#### Instruction:
Find the string "fuente" and gather every line that holds it.

◇ ◇ ◇ ◇ ◇ ◇ ◇

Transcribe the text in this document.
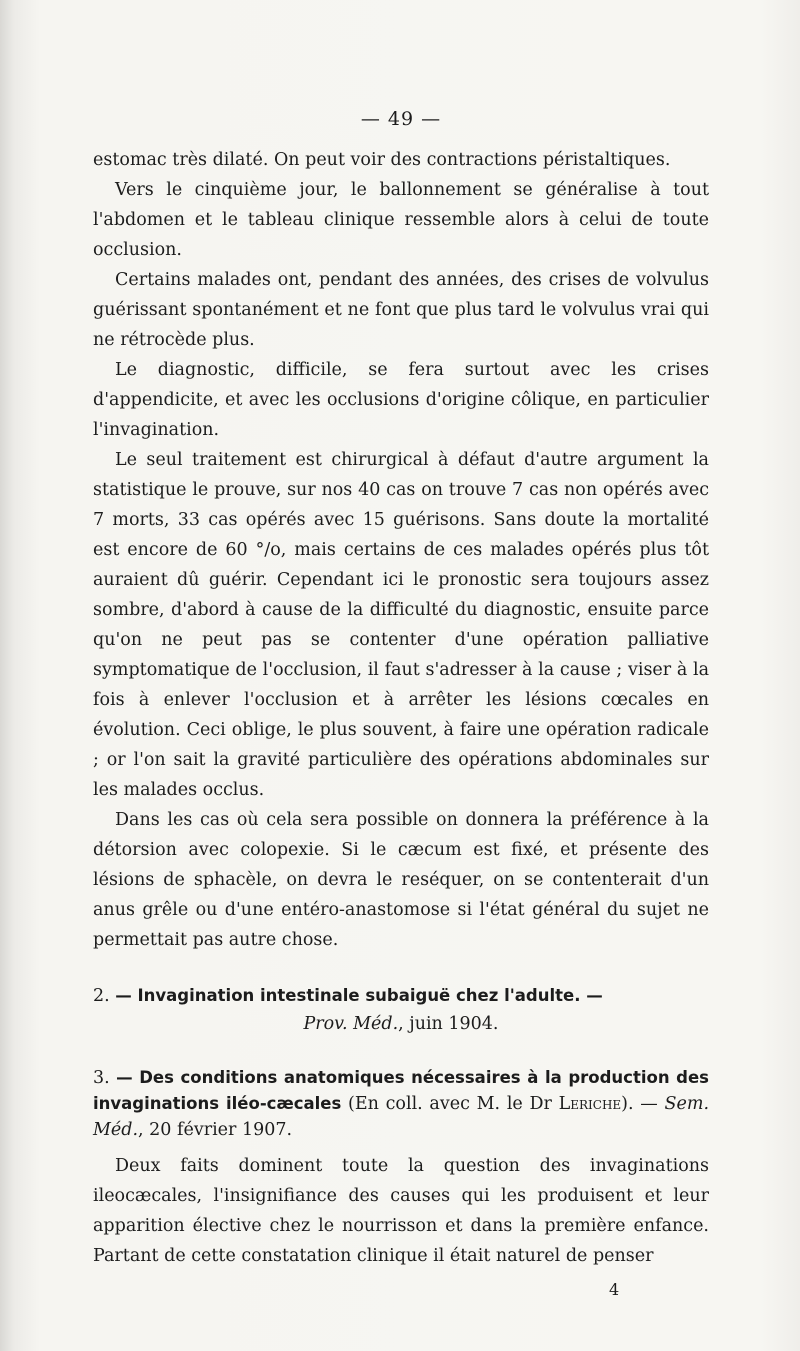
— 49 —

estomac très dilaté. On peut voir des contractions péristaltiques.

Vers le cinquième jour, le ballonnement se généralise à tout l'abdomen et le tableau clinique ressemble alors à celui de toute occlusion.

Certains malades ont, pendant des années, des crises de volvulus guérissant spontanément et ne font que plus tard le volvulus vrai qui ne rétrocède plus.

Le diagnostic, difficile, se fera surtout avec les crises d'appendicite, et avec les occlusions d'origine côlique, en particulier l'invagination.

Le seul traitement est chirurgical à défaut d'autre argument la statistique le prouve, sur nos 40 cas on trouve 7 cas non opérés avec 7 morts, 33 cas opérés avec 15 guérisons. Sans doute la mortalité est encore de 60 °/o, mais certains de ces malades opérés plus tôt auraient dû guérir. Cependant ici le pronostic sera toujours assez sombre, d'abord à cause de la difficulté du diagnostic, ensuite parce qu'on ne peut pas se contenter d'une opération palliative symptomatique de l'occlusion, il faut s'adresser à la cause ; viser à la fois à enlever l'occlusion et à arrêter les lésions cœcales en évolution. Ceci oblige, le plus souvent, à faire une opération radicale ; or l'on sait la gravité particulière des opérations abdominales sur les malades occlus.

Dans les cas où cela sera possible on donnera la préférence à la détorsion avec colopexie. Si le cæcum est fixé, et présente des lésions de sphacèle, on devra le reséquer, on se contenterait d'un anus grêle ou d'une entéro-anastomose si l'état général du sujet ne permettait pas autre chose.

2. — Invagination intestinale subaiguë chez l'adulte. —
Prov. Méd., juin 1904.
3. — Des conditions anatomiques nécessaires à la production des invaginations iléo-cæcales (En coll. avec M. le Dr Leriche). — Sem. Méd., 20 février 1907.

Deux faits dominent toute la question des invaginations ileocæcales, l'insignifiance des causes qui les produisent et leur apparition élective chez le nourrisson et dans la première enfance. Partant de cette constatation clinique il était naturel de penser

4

◇ ◇ ◇ ◇ ◇ ◇ ◇

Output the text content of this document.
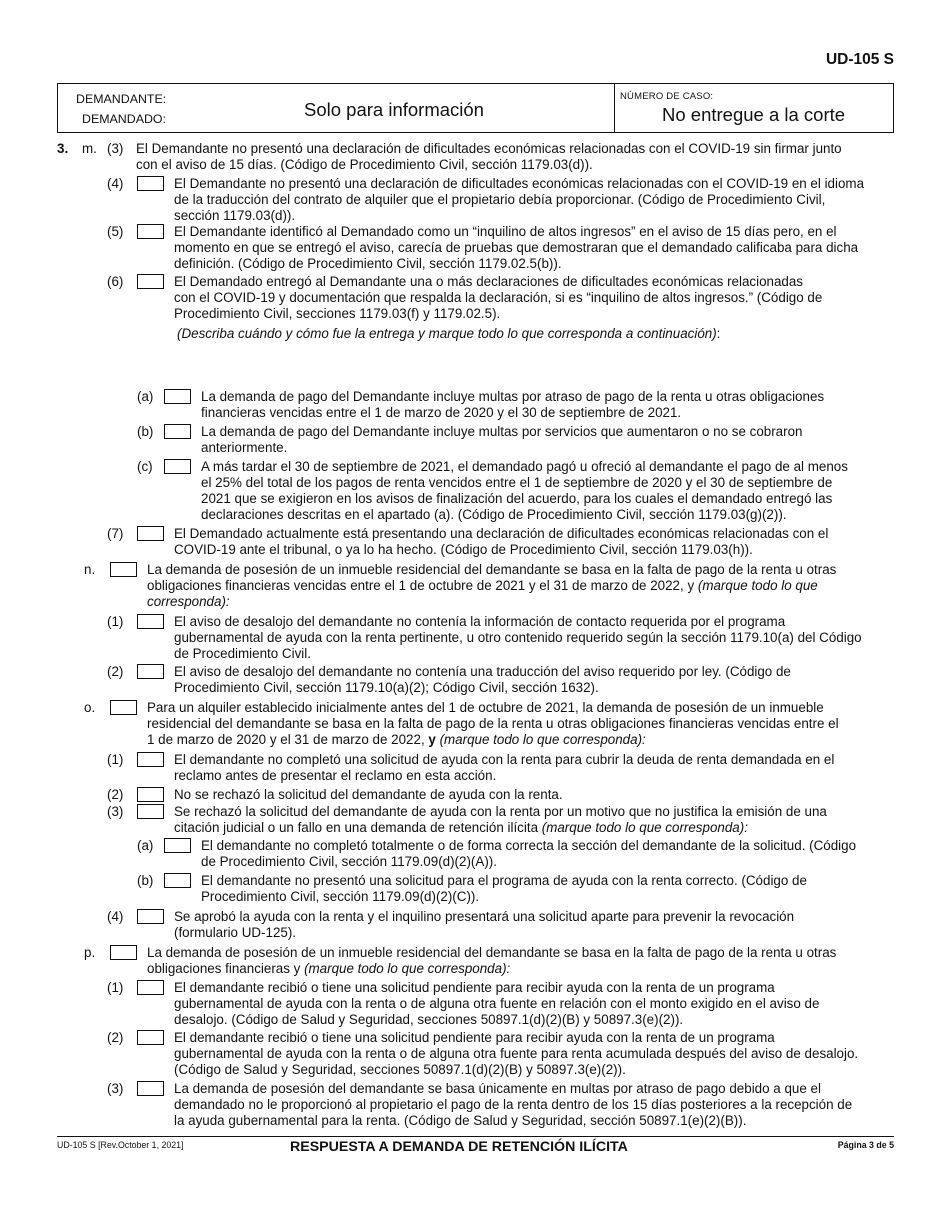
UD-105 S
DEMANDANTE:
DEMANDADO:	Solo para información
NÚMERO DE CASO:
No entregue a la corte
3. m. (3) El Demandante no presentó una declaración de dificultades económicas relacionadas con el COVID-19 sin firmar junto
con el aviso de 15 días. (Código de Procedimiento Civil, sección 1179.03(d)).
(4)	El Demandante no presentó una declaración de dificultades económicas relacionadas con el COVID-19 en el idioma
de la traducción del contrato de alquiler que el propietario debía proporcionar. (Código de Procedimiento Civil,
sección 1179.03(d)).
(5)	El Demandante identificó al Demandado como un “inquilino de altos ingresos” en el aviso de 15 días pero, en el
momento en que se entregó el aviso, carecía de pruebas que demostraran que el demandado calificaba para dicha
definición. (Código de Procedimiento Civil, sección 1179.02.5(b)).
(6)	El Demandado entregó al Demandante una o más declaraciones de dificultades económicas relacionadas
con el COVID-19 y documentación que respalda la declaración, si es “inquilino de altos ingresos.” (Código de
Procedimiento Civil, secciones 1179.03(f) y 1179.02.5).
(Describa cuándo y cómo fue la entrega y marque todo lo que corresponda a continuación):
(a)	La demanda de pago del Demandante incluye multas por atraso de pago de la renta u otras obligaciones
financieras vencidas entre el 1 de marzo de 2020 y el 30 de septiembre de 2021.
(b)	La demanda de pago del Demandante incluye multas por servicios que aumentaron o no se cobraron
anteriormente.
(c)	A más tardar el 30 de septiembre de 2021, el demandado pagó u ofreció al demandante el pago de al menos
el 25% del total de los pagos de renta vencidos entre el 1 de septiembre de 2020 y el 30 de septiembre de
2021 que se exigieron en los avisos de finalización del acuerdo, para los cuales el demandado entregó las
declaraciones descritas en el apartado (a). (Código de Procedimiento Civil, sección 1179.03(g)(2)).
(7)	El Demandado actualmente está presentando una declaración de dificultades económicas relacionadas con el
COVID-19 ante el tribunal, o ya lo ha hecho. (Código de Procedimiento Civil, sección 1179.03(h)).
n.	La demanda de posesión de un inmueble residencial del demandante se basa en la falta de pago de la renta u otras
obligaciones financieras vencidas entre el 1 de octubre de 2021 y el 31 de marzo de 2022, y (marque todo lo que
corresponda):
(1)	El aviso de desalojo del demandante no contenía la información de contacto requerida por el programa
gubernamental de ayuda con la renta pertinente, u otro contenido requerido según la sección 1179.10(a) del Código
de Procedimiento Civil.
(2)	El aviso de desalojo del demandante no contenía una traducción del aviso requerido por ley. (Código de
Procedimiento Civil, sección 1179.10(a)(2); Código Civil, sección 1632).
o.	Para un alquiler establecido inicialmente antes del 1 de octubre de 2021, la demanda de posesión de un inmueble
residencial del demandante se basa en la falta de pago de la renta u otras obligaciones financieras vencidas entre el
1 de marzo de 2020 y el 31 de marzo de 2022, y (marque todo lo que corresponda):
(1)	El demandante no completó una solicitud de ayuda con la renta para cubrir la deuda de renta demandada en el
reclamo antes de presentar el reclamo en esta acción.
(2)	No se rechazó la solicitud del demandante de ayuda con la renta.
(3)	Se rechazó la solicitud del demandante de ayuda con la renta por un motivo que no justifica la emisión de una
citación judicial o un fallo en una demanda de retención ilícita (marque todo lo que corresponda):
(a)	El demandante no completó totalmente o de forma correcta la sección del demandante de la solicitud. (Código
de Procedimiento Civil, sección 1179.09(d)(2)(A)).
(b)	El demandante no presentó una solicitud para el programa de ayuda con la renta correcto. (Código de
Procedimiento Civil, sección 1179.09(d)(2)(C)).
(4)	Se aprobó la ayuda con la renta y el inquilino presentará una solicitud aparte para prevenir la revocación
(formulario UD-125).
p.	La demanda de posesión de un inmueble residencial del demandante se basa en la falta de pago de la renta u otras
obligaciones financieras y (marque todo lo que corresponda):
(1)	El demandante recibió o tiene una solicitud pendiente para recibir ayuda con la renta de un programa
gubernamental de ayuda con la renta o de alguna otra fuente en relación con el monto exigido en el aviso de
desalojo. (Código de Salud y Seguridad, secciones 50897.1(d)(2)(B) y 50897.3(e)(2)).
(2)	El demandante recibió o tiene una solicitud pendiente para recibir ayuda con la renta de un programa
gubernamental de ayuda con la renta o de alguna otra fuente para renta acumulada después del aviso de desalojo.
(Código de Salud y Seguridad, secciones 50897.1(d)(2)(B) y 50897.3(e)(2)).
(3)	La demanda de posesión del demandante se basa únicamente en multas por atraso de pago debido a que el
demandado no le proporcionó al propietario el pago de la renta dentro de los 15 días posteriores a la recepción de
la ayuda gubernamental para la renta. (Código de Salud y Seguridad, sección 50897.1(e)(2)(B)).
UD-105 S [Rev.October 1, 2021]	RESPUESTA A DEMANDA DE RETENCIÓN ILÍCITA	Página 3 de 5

◇ ◇ ◇ ◇ ◇ ◇ ◇

#### Exercise solution:
gubernamental de ayuda con la renta o de alguna otra fuente en relación con el monto exigido en el aviso de
gubernamental de ayuda con la renta o de alguna otra fuente para renta acumulada después del aviso de desalojo.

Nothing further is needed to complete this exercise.